## [JOB]
Transcribe the material in full. Nothing should differ except that the pictures are left out.

## [DATA EXTRACT]
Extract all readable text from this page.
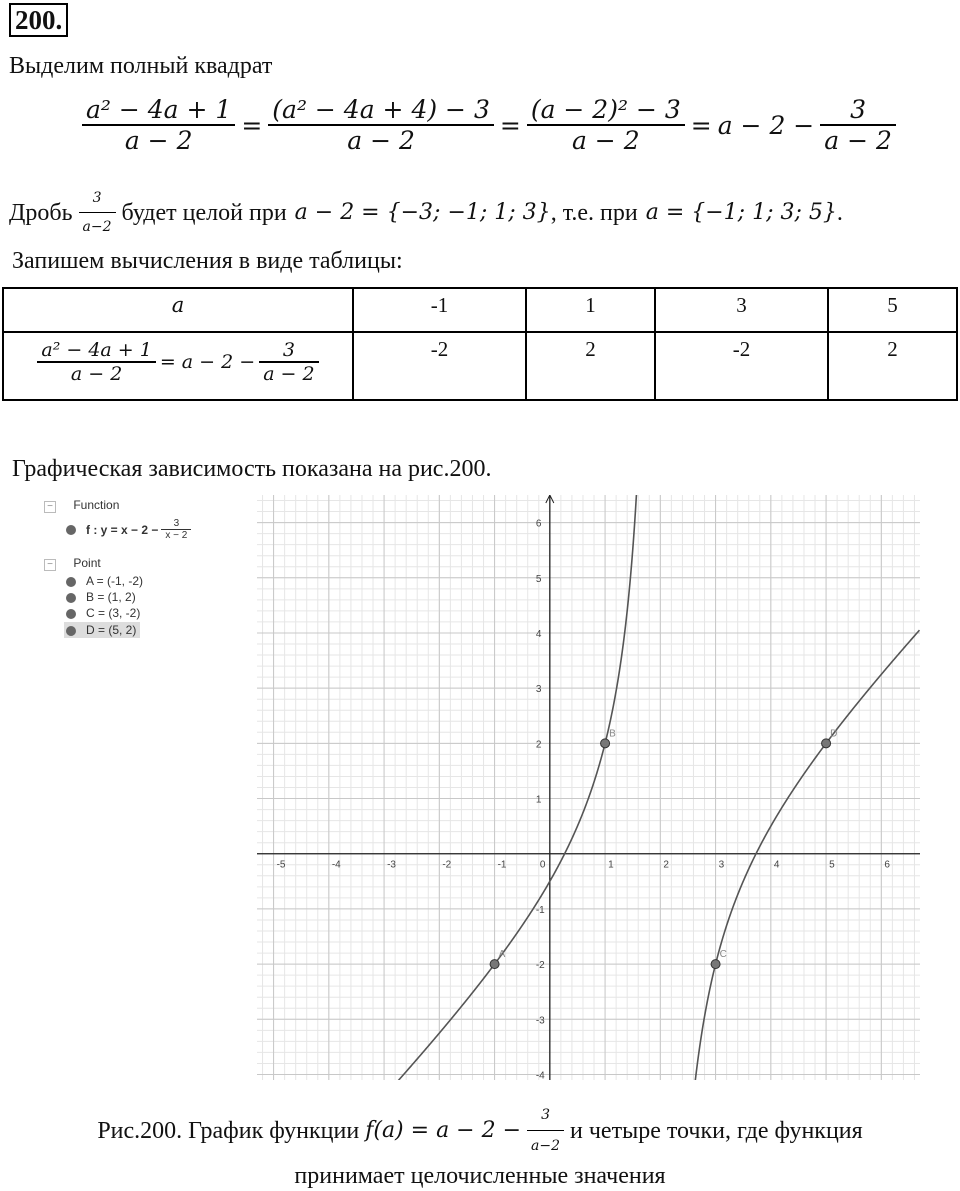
200.
Выделим полный квадрат
$\frac{\text{a² − 4a + 1}}{a - 2} = \frac{\text{(a² − 4a + 4) − 3}}{a - 2} = \frac{\text{(a − 2)² − 3}}{a - 2} = a - 2 - \frac{3}{a - 2}$
Дробь $\frac{3}{a-2}$ будет целой при a − 2 = {−3; −1; 1; 3} , т.е. при a = {−1; 1; 3; 5} .
Запишем вычисления в виде таблицы:
a	-1	1	3	5

$\frac{\text{a² − 4a + 1}}{a - 2} = a - 2 - \frac{3}{a - 2}$	-2	2	-2	2
Графическая зависимость показана на рис.200.
− Function
f : $y = x - 2 - \frac{3}{x - 2}$
− Point
A = (-1, -2)
B = (1, 2)
C = (3, -2)
D = (5, 2)
-5	-4	-3	-2	-1	0	1	2	3	4	5	6
-4
-3
-2
-1
1
2
3
4
5
6
A
B
C
D
Рис.200. График функции $f(a) = a - 2 - \frac{3}{a-2}$ и четыре точки, где функция
принимает целочисленные значения
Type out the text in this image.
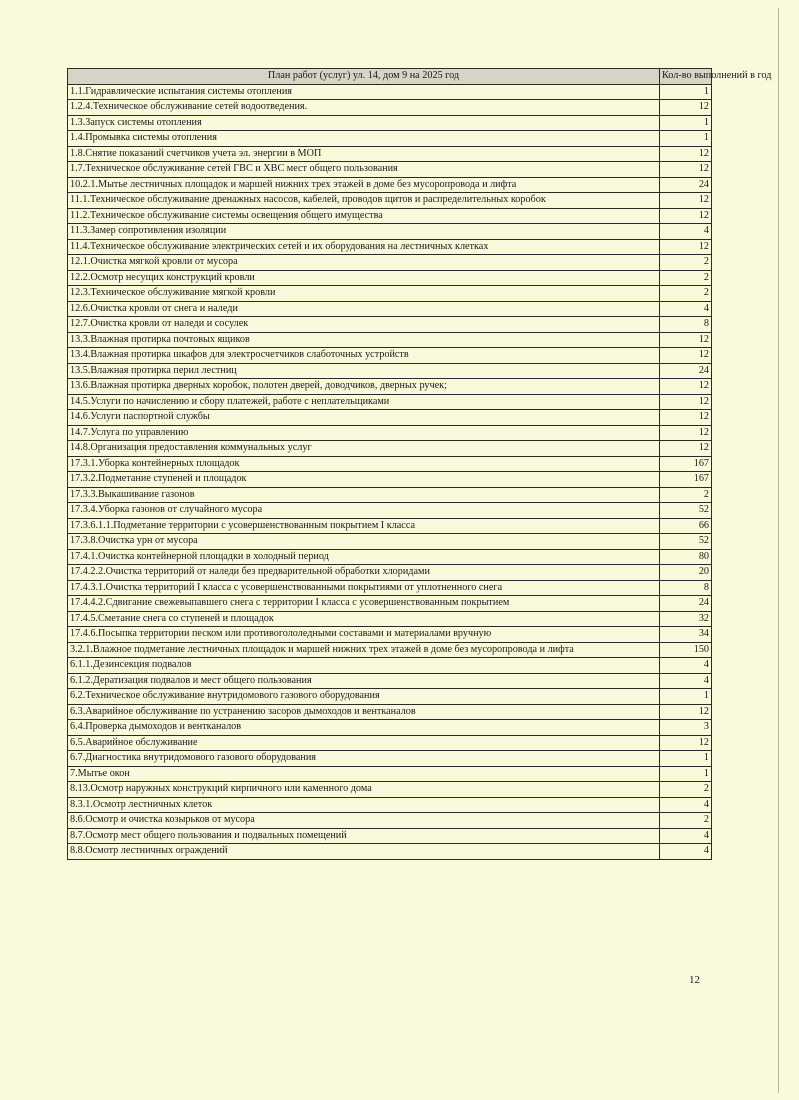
План работ (услуг) ул. 14, дом 9 на 2025 год	Кол-во выполнений в год
1.1.Гидравлические испытания системы отопления	1
1.2.4.Техническое обслуживание сетей водоотведения.	12
1.3.Запуск системы отопления	1
1.4.Промывка системы отопления	1
1.8.Снятие показаний счетчиков учета эл. энергии в МОП	12
1.7.Техническое обслуживание сетей ГВС и ХВС мест общего пользования	12
10.2.1.Мытье лестничных площадок и маршей нижних трех этажей в доме без мусоропровода и лифта	24
11.1.Техническое обслуживание дренажных насосов, кабелей, проводов щитов и распределительных коробок	12
11.2.Техническое обслуживание системы освещения общего имущества	12
11.3.Замер сопротивления изоляции	4
11.4.Техническое обслуживание электрических сетей и их оборудования на лестничных клетках	12
12.1.Очистка мягкой кровли от мусора	2
12.2.Осмотр несущих конструкций кровли	2
12.3.Техническое обслуживание мягкой кровли	2
12.6.Очистка кровли от снега и наледи	4
12.7.Очистка кровли от наледи и сосулек	8
13.3.Влажная протирка почтовых ящиков	12
13.4.Влажная протирка шкафов для электросчетчиков слаботочных устройств	12
13.5.Влажная протирка перил лестниц	24
13.6.Влажная протирка дверных коробок, полотен дверей, доводчиков, дверных ручек;	12
14.5.Услуги по начислению и сбору платежей, работе с неплательщиками	12
14.6.Услуги паспортной службы	12
14.7.Услуга по управлению	12
14.8.Организация предоставления коммунальных услуг	12
17.3.1.Уборка контейнерных площадок	167
17.3.2.Подметание ступеней и площадок	167
17.3.3.Выкашивание газонов	2
17.3.4.Уборка газонов от случайного мусора	52
17.3.6.1.1.Подметание территории с усовершенствованным покрытием I класса	66
17.3.8.Очистка урн от мусора	52
17.4.1.Очистка контейнерной площадки в холодный период	80
17.4.2.2.Очистка территорий от наледи без предварительной обработки хлоридами	20
17.4.3.1.Очистка территорий I класса с усовершенствованными покрытиями от уплотненного снега	8
17.4.4.2.Сдвигание свежевыпавшего снега с территории I класса с усовершенствованным покрытием	24
17.4.5.Сметание снега со ступеней и площадок	32
17.4.6.Посыпка территории песком или противогололедными составами и материалами вручную	34
3.2.1.Влажное подметание лестничных площадок и маршей нижних трех этажей в доме без мусоропровода и лифта	150
6.1.1.Дезинсекция подвалов	4
6.1.2.Дератизация подвалов и мест общего пользования	4
6.2.Техническое обслуживание внутридомового газового оборудования	1
6.3.Аварийное обслуживание по устранению засоров дымоходов и вентканалов	12
6.4.Проверка дымоходов и вентканалов	3
6.5.Аварийное обслуживание	12
6.7.Диагностика внутридомового газового оборудования	1
7.Мытье окон	1
8.13.Осмотр наружных конструкций кирпичного или каменного дома	2
8.3.1.Осмотр лестничных клеток	4
8.6.Осмотр и очистка козырьков от мусора	2
8.7.Осмотр мест общего пользования и подвальных помещений	4
8.8.Осмотр лестничных ограждений	4
12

## [FINISHED EXERCISE]
Extract all readable text from this page.
200.
Выделим полный квадрат
$\frac{\text{a² − 4a + 1}}{a - 2} = \frac{\text{(a² − 4a + 4) − 3}}{a - 2} = \frac{\text{(a − 2)² − 3}}{a - 2} = a - 2 - \frac{3}{a - 2}$
Дробь $\frac{3}{a-2}$ будет целой при a − 2 = {−3; −1; 1; 3} , т.е. при a = {−1; 1; 3; 5} .
Запишем вычисления в виде таблицы:
a	-1	1	3	5

$\frac{\text{a² − 4a + 1}}{a - 2} = a - 2 - \frac{3}{a - 2}$	-2	2	-2	2
Графическая зависимость показана на рис.200.
− Function
f : $y = x - 2 - \frac{3}{x - 2}$
− Point
A = (-1, -2)
B = (1, 2)
C = (3, -2)
D = (5, 2)
-5	-4	-3	-2	-1	0	1	2	3	4	5	6
-4
-3
-2
-1
1
2
3
4
5
6
A
B
C
D
Рис.200. График функции $f(a) = a - 2 - \frac{3}{a-2}$ и четыре точки, где функция
принимает целочисленные значения
Type out the text in this image.
План работ (услуг) ул. 14, дом 9 на 2025 год	Кол-во выполнений в год
1.1.Гидравлические испытания системы отопления	1
1.2.4.Техническое обслуживание сетей водоотведения.	12
1.3.Запуск системы отопления	1
1.4.Промывка системы отопления	1
1.8.Снятие показаний счетчиков учета эл. энергии в МОП	12
1.7.Техническое обслуживание сетей ГВС и ХВС мест общего пользования	12
10.2.1.Мытье лестничных площадок и маршей нижних трех этажей в доме без мусоропровода и лифта	24
11.1.Техническое обслуживание дренажных насосов, кабелей, проводов щитов и распределительных коробок	12
11.2.Техническое обслуживание системы освещения общего имущества	12
11.3.Замер сопротивления изоляции	4
11.4.Техническое обслуживание электрических сетей и их оборудования на лестничных клетках	12
12.1.Очистка мягкой кровли от мусора	2
12.2.Осмотр несущих конструкций кровли	2
12.3.Техническое обслуживание мягкой кровли	2
12.6.Очистка кровли от снега и наледи	4
12.7.Очистка кровли от наледи и сосулек	8
13.3.Влажная протирка почтовых ящиков	12
13.4.Влажная протирка шкафов для электросчетчиков слаботочных устройств	12
13.5.Влажная протирка перил лестниц	24
13.6.Влажная протирка дверных коробок, полотен дверей, доводчиков, дверных ручек;	12
14.5.Услуги по начислению и сбору платежей, работе с неплательщиками	12
14.6.Услуги паспортной службы	12
14.7.Услуга по управлению	12
14.8.Организация предоставления коммунальных услуг	12
17.3.1.Уборка контейнерных площадок	167
17.3.2.Подметание ступеней и площадок	167
17.3.3.Выкашивание газонов	2
17.3.4.Уборка газонов от случайного мусора	52
17.3.6.1.1.Подметание территории с усовершенствованным покрытием I класса	66
17.3.8.Очистка урн от мусора	52
17.4.1.Очистка контейнерной площадки в холодный период	80
17.4.2.2.Очистка территорий от наледи без предварительной обработки хлоридами	20
17.4.3.1.Очистка территорий I класса с усовершенствованными покрытиями от уплотненного снега	8
17.4.4.2.Сдвигание свежевыпавшего снега с территории I класса с усовершенствованным покрытием	24
17.4.5.Сметание снега со ступеней и площадок	32
17.4.6.Посыпка территории песком или противогололедными составами и материалами вручную	34
3.2.1.Влажное подметание лестничных площадок и маршей нижних трех этажей в доме без мусоропровода и лифта	150
6.1.1.Дезинсекция подвалов	4
6.1.2.Дератизация подвалов и мест общего пользования	4
6.2.Техническое обслуживание внутридомового газового оборудования	1
6.3.Аварийное обслуживание по устранению засоров дымоходов и вентканалов	12
6.4.Проверка дымоходов и вентканалов	3
6.5.Аварийное обслуживание	12
6.7.Диагностика внутридомового газового оборудования	1
7.Мытье окон	1
8.13.Осмотр наружных конструкций кирпичного или каменного дома	2
8.3.1.Осмотр лестничных клеток	4
8.6.Осмотр и очистка козырьков от мусора	2
8.7.Осмотр мест общего пользования и подвальных помещений	4
8.8.Осмотр лестничных ограждений	4
12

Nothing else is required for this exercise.